Task to complete ::
Search the records for "Chow". Copy every line where it appears.

■ ■ ■ ■ ■

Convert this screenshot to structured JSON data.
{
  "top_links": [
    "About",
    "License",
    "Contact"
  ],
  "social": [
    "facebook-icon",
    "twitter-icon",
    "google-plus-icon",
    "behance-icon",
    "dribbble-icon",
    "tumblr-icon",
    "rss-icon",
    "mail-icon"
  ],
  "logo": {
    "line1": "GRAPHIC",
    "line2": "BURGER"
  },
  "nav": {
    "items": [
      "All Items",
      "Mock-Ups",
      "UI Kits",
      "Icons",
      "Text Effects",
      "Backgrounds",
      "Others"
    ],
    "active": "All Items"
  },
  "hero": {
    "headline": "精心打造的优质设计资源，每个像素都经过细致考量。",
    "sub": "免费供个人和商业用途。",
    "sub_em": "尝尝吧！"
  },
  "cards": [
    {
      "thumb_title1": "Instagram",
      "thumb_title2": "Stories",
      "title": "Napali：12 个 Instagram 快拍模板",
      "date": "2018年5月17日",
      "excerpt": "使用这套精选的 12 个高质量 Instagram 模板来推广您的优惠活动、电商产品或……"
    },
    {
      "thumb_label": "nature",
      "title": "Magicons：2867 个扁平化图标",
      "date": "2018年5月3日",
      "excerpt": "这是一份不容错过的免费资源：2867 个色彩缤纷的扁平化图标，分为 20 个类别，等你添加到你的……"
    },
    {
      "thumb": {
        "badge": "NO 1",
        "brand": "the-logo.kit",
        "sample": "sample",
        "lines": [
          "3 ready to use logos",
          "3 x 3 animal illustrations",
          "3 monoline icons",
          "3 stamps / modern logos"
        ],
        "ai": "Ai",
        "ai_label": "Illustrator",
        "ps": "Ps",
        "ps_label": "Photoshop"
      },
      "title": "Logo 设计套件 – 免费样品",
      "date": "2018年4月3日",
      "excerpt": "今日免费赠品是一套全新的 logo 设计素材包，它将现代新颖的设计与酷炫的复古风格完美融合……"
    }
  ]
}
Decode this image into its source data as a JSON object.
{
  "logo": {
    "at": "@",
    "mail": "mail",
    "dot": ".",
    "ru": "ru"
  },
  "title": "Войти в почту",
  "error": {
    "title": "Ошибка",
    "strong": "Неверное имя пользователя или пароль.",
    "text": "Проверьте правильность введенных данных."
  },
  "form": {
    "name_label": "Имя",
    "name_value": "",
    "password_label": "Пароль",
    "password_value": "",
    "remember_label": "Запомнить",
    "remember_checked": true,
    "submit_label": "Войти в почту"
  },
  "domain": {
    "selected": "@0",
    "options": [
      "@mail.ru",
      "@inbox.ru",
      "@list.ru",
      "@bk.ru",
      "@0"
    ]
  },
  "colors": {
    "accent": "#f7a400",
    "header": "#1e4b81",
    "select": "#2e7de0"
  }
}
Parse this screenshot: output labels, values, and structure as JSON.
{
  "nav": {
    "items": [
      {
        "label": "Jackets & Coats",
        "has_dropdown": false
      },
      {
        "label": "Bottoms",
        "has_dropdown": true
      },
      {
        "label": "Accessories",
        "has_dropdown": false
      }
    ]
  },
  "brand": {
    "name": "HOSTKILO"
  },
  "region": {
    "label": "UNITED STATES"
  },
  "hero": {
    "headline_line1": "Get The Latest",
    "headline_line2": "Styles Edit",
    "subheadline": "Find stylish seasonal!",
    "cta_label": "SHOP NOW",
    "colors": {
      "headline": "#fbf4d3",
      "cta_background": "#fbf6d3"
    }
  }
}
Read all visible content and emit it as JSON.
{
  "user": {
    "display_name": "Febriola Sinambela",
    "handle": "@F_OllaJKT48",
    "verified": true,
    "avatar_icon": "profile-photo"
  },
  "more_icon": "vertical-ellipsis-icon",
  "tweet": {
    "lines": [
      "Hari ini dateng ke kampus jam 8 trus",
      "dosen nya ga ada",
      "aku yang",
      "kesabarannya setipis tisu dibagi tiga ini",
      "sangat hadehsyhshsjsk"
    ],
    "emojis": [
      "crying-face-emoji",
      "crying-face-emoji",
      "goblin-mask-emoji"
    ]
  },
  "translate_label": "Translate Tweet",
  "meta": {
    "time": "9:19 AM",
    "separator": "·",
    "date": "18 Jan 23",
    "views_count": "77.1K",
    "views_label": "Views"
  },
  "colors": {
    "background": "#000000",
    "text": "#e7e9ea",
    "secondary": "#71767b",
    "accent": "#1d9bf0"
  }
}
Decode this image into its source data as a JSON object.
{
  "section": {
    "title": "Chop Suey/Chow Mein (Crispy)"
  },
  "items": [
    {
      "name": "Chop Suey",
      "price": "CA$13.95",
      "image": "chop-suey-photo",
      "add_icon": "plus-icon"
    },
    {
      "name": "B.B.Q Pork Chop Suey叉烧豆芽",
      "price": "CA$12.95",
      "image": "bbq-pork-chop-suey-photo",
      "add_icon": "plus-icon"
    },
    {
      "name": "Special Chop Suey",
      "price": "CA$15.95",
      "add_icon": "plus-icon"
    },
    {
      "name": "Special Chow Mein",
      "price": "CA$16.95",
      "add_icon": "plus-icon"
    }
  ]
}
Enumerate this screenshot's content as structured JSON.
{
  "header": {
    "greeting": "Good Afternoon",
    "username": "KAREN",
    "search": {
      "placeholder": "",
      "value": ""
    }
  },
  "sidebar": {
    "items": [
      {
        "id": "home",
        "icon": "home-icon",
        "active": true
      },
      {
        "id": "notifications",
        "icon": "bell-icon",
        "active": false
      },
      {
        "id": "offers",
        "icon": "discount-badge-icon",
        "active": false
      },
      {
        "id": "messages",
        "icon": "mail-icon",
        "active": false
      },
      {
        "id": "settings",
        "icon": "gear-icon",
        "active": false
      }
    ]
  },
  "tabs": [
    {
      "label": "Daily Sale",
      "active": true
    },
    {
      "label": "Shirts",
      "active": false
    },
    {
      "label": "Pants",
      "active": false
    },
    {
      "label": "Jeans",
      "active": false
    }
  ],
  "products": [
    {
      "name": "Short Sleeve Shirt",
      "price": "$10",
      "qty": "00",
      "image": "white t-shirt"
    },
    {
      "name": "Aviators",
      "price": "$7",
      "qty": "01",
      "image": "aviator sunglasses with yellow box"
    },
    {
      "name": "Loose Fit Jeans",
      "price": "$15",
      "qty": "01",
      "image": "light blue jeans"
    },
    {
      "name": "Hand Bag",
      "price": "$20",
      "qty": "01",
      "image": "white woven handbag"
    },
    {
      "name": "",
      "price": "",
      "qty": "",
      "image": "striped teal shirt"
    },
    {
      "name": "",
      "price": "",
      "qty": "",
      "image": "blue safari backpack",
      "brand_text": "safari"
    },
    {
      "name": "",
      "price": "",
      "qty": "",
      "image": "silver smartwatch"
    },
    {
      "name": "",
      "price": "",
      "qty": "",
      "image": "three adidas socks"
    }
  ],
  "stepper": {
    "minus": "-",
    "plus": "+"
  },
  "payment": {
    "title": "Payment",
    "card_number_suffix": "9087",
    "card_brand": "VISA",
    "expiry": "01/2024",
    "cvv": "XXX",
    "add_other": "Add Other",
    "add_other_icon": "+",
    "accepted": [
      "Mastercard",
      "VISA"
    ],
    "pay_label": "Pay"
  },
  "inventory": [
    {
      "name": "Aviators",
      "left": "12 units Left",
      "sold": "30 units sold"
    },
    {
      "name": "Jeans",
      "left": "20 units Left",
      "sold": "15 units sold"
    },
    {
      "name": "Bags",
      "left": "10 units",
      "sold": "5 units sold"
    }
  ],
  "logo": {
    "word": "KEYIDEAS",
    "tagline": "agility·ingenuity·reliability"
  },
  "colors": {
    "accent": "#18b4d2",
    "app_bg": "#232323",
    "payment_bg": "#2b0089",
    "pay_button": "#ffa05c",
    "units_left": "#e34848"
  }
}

■ ■ ■ ■ ■

Task solution ::
    "title": "Chop Suey/Chow Mein (Crispy)"
      "name": "Special Chow Mein",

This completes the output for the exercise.